* Given problem *
Could you extend the article on how Scottish accountancy firms are faring in the downturn, picking up after its final sentence?

He adds: “Restructuring is a very busy area for us at the moment, with people refinancing – and if they don’t do that, we are dealing with the insolvency that follows on the back of it.”
It’s not all gloom, though. Deloitte’s James Baird says: “I see a lot of strengths in the entrepreneurial sector at the moment. The businesses that do not need to go to their bank for funds, or to private equity, are doing fine and the old spirit of Scottish innovation is alive and well.
“There is a lot of money in private equity but it is difficult to secure the appropriate debt funding for gearing, and that is slowing activity, but the level of interest is high.”
The corporate finance game is quite different now. According to Tenon’s Tom MacLennan: “It’s no surprise that there has been a significant uplift in corporate recovery and a slowdown in corporate activity. Timescales are longer, and terms are having to be altered because debt finance is not available. Also, some sellers have not adjusted to the fact that prices are lower.”
Corporate recovery departments are not the only accountants to be busy right now. Baker Tilly’s Gwilliam says: “Tax continues to perform well. Risk management is moving forward. People want to be seen to be doing the right things, which creates opportunities to provide services such as internal audit, business process improvement and IT advisory services.”
West of Scotland firm Campbell Dallas has seen “significant growth in tax consultancy and general practice”, according to managing partner Chris Horne, who goes on: “During the last 12 months, we have not seen any significant falling off of business in any particular area, although changes in the recent Finance Act have had a significant effect on higher-level tax consultancy work. Very recently, we are seeing a drop-off of activity in business areas dependent on debt funding. The industry sectors showing most activity include construction and development, manufacturing industry and professional services.”
For Robert Hannah, from Grant Thornton, it is the international side of things that has been driving much of his firm’s business. He says: “We’ve experienced a growing demand for international tax advice, cross-border trading and transaction services which are being inspired by foreign investors looking at Scottish companies and by Scots businesses proactively seeking new markets.
“From an industry sector perspective, whisky and technology, especially renewables, are still performing strongly.”
Outsourcing is a continuing trend that the economic downturn has done little to halt. At French Duncan, Robert Kerr says that in more and more cases, his firm provides an outsourced accounting and finance function for clients, in many cases driven by the banks’ demand for up-to-date information. Kerr says: “The need for clients to timeously provide information to their bankers has never been greater but, in times like this, it is also of great benefit to their company.”

* Data records *
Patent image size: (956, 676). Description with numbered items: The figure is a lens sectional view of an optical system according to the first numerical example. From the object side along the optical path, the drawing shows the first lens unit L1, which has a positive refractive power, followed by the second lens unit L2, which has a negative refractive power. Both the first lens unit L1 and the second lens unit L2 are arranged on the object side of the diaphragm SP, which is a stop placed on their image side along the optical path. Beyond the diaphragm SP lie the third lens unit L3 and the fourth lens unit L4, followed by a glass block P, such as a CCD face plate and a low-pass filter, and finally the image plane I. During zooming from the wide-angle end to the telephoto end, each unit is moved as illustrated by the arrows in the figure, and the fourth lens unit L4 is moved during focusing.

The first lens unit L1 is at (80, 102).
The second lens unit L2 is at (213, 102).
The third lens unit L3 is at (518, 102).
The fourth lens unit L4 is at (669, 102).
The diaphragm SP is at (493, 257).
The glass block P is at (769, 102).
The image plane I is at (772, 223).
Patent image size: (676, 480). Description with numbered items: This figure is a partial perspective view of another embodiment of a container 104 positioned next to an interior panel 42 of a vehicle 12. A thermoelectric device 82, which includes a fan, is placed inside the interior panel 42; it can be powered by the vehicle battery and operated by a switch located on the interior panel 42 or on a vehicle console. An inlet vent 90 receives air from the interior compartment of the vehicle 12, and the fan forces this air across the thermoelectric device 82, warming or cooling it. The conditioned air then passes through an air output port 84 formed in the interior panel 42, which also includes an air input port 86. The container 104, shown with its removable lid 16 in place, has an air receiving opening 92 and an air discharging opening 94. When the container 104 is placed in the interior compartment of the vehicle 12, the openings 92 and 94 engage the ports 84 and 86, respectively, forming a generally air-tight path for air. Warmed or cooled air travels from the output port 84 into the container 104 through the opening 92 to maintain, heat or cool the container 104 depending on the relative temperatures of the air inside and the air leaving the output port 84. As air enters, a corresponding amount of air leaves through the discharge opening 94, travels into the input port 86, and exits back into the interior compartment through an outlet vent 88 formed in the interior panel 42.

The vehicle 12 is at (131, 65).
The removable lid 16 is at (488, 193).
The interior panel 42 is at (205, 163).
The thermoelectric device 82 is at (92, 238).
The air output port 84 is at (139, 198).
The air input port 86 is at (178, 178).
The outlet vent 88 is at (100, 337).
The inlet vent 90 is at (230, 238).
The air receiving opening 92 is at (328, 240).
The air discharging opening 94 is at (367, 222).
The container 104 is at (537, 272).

* Final result *
Tom MacLennan at Tenon says that this is also proving to be a growth area for Tenon, providing a partial or total finance service including areas such as payroll processing, or sales and purchase ledger work. He says: “There are considerable cost and quality advantages for clients, and in difficult times you need quality financial information more than ever.”
For Henderson Loggie, forensic accounting has been one of the success stories of 2008, according to chief executive Steve Cartwright. He speaks of the firm’s expertise in public sector audits, especially working with Audit Scotland and the further education colleges.
He says: “We are helping our clients find ways to weather the storm. Cash is king, so credit control is very important. We are helping clients on the management of cash flow and working capital. You need to identify your top customers and look after them, and similarly look after your key staff.
“If businesses bury their heads in the sand there’s a chance they may go under, but I’d like to think that our clients are not in that position.”
What about the accountancy firms themselves? One indicator of their confidence is that they are still recruiting and still see competition for talent as one of their key challenges.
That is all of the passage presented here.